PROBLEM REQUIREMENTS: Give back the entire listing verbatim.

───── DATA

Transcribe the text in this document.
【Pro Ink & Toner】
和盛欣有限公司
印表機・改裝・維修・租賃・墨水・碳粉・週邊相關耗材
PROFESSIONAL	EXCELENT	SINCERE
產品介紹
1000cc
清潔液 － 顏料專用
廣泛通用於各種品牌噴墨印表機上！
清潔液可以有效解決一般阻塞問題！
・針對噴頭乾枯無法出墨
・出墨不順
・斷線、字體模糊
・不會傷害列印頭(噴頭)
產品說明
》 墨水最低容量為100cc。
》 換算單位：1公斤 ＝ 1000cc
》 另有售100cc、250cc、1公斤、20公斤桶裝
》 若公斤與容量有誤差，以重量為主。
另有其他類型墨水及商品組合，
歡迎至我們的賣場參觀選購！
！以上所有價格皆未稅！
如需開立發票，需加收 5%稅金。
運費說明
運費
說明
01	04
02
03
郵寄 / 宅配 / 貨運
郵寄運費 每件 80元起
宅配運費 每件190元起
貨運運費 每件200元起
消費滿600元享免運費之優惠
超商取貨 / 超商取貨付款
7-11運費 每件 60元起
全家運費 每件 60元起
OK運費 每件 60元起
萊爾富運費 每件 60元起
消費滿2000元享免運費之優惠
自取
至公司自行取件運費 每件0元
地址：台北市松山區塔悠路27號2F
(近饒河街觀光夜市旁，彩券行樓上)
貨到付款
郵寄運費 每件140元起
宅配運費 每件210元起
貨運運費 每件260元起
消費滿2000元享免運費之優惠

──────────

IN RESPONSE:
Transcribe the text in this document.
【Pro Ink & Toner】
和盛欣有限公司
印表機・改裝・維修・租賃・墨水・碳粉・週邊相關耗材
PROFESSIONAL	EXCELENT	SINCERE
產品介紹
1000cc
清潔液 － 顏料專用
廣泛通用於各種品牌噴墨印表機上！
清潔液可以有效解決一般阻塞問題！
・針對噴頭乾枯無法出墨
・出墨不順
・斷線、字體模糊
・不會傷害列印頭(噴頭)
產品說明
》 墨水最低容量為100cc。
》 換算單位：1公斤 ＝ 1000cc
》 另有售100cc、250cc、1公斤、20公斤桶裝
》 若公斤與容量有誤差，以重量為主。
另有其他類型墨水及商品組合，
歡迎至我們的賣場參觀選購！
！以上所有價格皆未稅！
如需開立發票，需加收 5%稅金。
運費說明
運費
說明
01	04
02
03
郵寄 / 宅配 / 貨運
郵寄運費 每件 80元起
宅配運費 每件190元起
貨運運費 每件200元起
消費滿600元享免運費之優惠
超商取貨 / 超商取貨付款
7-11運費 每件 60元起
全家運費 每件 60元起
OK運費 每件 60元起
萊爾富運費 每件 60元起
消費滿2000元享免運費之優惠
自取
至公司自行取件運費 每件0元
地址：台北市松山區塔悠路27號2F
(近饒河街觀光夜市旁，彩券行樓上)
貨到付款
郵寄運費 每件140元起
宅配運費 每件210元起
貨運運費 每件260元起
消費滿2000元享免運費之優惠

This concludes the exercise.